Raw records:
════════════════

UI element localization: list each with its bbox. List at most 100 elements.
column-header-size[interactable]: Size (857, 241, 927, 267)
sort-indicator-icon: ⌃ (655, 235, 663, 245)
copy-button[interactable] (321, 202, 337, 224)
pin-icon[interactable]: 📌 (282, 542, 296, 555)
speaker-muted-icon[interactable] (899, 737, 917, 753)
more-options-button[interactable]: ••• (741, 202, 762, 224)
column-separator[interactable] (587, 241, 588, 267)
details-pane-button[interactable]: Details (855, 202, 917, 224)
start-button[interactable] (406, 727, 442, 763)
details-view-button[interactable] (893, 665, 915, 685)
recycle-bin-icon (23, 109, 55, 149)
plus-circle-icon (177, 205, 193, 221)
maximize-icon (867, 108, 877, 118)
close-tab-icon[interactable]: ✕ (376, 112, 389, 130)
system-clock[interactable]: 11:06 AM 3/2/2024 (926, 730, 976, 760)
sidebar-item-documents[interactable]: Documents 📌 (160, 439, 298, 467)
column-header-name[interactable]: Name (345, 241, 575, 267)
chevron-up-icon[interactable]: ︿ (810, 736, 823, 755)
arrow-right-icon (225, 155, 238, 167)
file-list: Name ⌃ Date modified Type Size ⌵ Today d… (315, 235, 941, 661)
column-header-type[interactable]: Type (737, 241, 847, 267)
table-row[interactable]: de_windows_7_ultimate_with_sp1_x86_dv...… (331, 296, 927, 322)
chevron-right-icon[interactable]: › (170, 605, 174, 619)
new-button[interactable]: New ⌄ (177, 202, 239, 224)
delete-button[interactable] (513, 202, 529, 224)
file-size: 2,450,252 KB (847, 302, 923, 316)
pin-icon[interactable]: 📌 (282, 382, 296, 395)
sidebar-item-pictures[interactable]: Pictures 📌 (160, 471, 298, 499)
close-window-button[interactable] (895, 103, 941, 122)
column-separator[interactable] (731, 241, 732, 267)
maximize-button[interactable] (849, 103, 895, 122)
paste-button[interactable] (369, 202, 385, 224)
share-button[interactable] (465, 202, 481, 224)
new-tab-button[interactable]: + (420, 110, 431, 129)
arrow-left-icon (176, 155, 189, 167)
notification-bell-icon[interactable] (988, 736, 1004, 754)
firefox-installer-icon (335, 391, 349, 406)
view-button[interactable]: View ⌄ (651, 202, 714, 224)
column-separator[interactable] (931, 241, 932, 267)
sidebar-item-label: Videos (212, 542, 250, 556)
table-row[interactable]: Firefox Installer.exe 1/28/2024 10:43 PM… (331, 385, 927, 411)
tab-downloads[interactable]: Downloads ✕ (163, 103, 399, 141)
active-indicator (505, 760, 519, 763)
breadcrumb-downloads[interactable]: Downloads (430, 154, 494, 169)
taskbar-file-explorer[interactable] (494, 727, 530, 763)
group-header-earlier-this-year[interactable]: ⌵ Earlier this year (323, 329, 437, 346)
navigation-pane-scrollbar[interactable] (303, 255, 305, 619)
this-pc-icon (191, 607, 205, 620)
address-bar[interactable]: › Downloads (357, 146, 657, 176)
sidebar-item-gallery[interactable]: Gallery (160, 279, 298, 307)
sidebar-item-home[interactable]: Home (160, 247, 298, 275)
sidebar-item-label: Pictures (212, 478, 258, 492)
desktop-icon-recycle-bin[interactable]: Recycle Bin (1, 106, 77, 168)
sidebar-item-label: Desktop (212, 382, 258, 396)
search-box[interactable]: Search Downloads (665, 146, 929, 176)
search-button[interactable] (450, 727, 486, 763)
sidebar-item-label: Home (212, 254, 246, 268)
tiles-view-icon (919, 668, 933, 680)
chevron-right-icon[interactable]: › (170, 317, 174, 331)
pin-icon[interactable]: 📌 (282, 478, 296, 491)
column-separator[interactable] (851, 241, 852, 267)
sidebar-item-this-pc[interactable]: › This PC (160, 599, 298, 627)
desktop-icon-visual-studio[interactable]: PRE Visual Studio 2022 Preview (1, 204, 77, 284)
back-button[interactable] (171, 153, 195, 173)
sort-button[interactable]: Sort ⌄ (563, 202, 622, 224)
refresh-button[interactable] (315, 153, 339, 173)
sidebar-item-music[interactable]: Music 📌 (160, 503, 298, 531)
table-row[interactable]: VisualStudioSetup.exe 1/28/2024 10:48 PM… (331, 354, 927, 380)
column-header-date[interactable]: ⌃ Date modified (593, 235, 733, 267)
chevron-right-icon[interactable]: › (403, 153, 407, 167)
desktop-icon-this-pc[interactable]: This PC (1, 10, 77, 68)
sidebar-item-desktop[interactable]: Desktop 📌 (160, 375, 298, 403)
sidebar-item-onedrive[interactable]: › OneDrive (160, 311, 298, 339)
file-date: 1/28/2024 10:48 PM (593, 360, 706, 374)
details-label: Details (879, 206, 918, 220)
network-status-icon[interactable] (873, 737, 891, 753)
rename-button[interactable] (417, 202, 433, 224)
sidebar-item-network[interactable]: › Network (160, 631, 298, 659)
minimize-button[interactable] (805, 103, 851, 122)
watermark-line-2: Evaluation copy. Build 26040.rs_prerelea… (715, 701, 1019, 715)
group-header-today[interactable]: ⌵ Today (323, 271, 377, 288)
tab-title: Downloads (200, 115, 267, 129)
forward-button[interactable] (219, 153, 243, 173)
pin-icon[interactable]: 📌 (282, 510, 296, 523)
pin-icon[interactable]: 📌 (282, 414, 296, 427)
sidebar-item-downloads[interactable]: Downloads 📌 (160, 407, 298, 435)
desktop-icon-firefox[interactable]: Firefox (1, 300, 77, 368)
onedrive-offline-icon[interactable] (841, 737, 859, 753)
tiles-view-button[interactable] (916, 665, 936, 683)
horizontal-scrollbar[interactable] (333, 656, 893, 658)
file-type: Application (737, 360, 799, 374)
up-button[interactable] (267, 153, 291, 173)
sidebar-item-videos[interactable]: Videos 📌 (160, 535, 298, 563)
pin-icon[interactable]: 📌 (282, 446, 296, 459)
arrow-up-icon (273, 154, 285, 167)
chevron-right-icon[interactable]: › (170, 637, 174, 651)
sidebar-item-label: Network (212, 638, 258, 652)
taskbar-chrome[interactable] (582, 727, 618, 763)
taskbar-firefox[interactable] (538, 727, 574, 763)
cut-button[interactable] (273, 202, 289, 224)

════════════════

### Task to carry out
Copy out the lines of the listing that run from its first line through the line containing "pin-icon[interactable]: 📌 (282, 542, 296, 555)", including both of those lines.

### Complete response
UI element localization: list each with its bbox. List at most 100 elements.
column-header-size[interactable]: Size (857, 241, 927, 267)
sort-indicator-icon: ⌃ (655, 235, 663, 245)
copy-button[interactable] (321, 202, 337, 224)
pin-icon[interactable]: 📌 (282, 542, 296, 555)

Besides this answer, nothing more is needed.